__WORK TO COMPLETE__: In the material below, find all lines with the string "生年月日及び改定の理由" and copy them.

┌─ EXCERPTED DATA

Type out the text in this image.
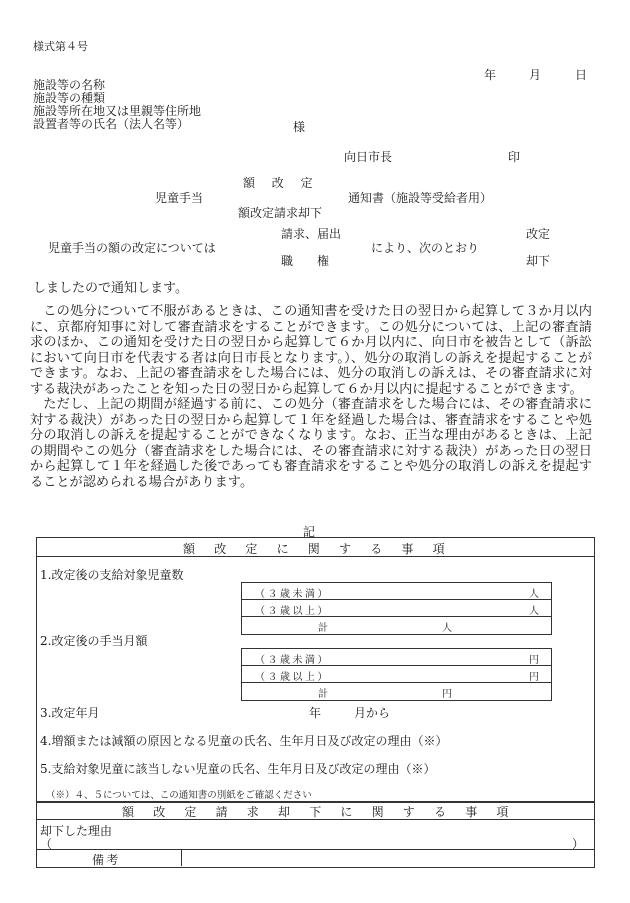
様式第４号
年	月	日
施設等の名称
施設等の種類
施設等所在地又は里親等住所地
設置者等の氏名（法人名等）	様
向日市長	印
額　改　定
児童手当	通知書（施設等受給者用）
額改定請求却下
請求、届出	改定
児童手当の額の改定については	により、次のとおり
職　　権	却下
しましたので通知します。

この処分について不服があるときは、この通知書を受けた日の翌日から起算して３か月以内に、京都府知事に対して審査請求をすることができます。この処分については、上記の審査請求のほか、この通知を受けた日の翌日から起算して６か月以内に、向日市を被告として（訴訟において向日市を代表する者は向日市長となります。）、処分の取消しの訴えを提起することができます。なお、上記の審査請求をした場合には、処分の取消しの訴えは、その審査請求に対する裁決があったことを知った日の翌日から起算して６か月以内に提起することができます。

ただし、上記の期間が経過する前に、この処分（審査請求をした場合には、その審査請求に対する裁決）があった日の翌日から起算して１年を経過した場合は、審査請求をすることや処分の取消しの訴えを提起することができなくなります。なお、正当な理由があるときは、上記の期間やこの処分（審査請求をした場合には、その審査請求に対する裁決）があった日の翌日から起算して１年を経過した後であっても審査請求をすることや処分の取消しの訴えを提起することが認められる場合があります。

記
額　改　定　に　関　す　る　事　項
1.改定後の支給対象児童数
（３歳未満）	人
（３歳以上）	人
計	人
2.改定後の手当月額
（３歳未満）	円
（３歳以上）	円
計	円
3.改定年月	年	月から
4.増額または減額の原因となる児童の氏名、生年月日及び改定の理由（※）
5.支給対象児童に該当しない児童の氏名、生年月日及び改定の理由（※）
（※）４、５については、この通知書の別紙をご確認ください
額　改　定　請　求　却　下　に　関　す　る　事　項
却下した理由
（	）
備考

└─

__RESULT FOR THIS EXERCISE__:
4.増額または減額の原因となる児童の氏名、生年月日及び改定の理由（※）
5.支給対象児童に該当しない児童の氏名、生年月日及び改定の理由（※）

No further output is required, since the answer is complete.